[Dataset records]
++++++
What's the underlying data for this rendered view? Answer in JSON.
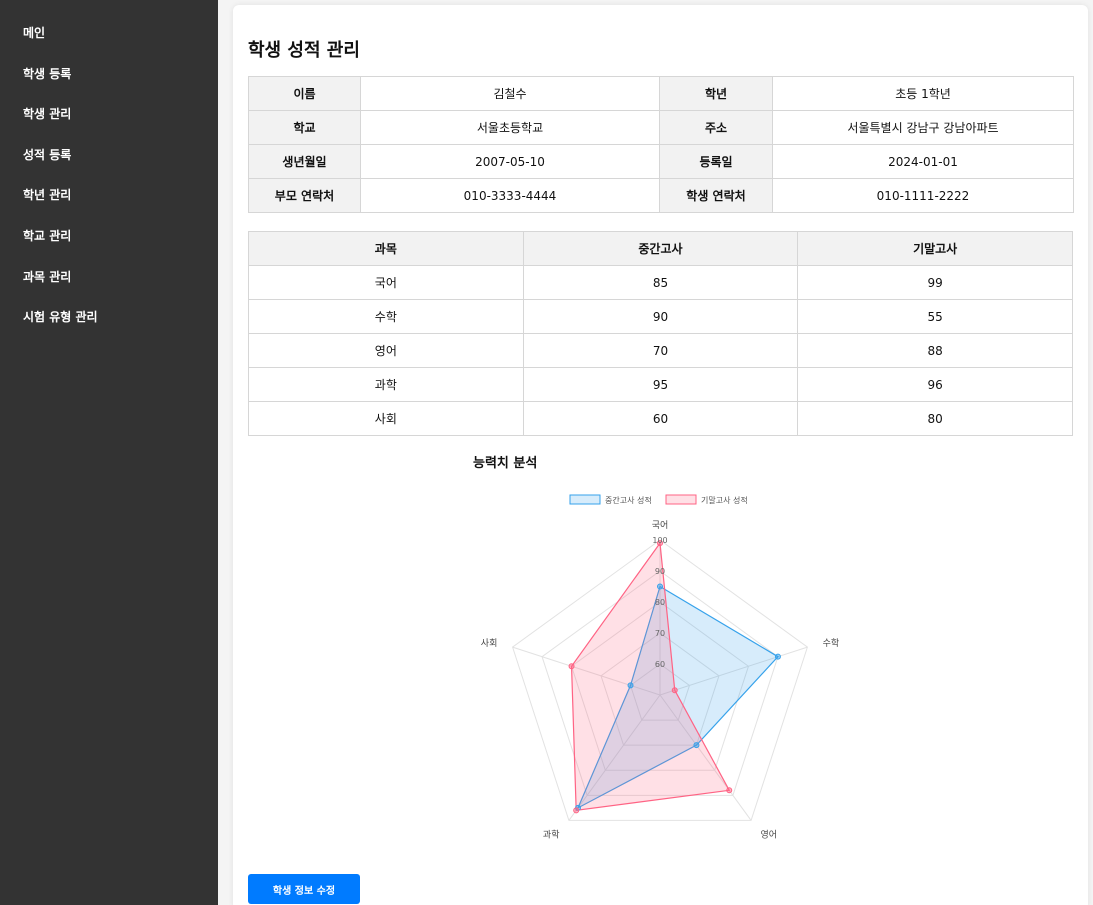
{
  "sidebar": {
    "items": [
      {
        "label": "메인"
      },
      {
        "label": "학생 등록"
      },
      {
        "label": "학생 관리"
      },
      {
        "label": "성적 등록"
      },
      {
        "label": "학년 관리"
      },
      {
        "label": "학교 관리"
      },
      {
        "label": "과목 관리"
      },
      {
        "label": "시험 유형 관리"
      }
    ]
  },
  "page": {
    "title": "학생 성적 관리"
  },
  "student_info": {
    "rows": [
      {
        "label1": "이름",
        "value1": "김철수",
        "label2": "학년",
        "value2": "초등 1학년"
      },
      {
        "label1": "학교",
        "value1": "서울초등학교",
        "label2": "주소",
        "value2": "서울특별시 강남구 강남아파트"
      },
      {
        "label1": "생년월일",
        "value1": "2007-05-10",
        "label2": "등록일",
        "value2": "2024-01-01"
      },
      {
        "label1": "부모 연락처",
        "value1": "010-3333-4444",
        "label2": "학생 연락처",
        "value2": "010-1111-2222"
      }
    ]
  },
  "scores": {
    "headers": [
      "과목",
      "중간고사",
      "기말고사"
    ],
    "rows": [
      {
        "subject": "국어",
        "midterm": "85",
        "final": "99"
      },
      {
        "subject": "수학",
        "midterm": "90",
        "final": "55"
      },
      {
        "subject": "영어",
        "midterm": "70",
        "final": "88"
      },
      {
        "subject": "과학",
        "midterm": "95",
        "final": "96"
      },
      {
        "subject": "사회",
        "midterm": "60",
        "final": "80"
      }
    ]
  },
  "chart_title": "능력치 분석",
  "chart_data": {
    "type": "radar",
    "categories": [
      "국어",
      "수학",
      "영어",
      "과학",
      "사회"
    ],
    "series": [
      {
        "name": "중간고사 성적",
        "values": [
          85,
          90,
          70,
          95,
          60
        ],
        "color": "#36a2eb"
      },
      {
        "name": "기말고사 성적",
        "values": [
          99,
          55,
          88,
          96,
          80
        ],
        "color": "#ff6384"
      }
    ],
    "r_min": 50,
    "r_max": 100,
    "ticks": [
      "60",
      "70",
      "80",
      "90",
      "100"
    ],
    "legend_position": "top"
  },
  "actions": {
    "edit_label": "학생 정보 수정"
  }
}
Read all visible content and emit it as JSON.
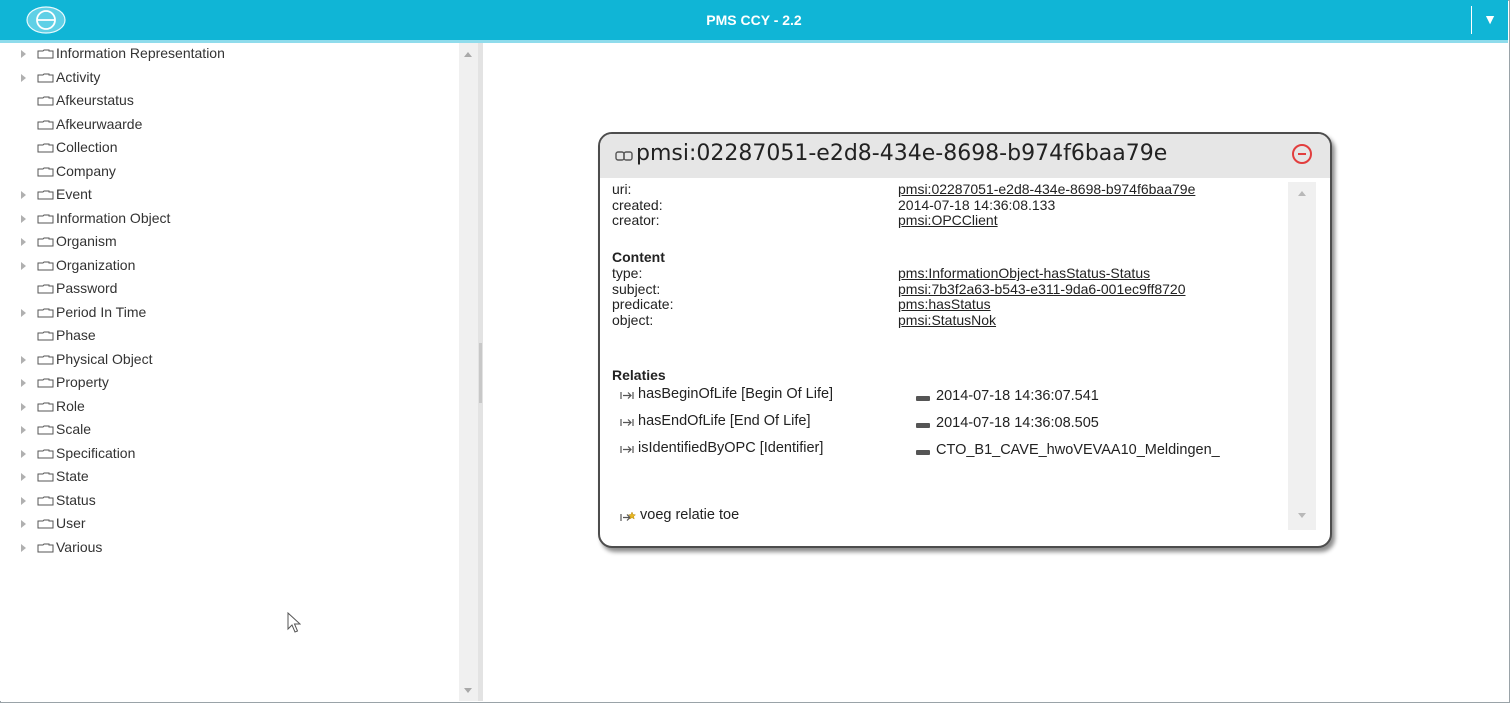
++++++
◆ Requirement
Using the listing above, show each line holding the string "midterm".

◆ Problem solution
        "midterm": "85",
        "midterm": "90",
        "midterm": "70",
        "midterm": "95",
        "midterm": "60",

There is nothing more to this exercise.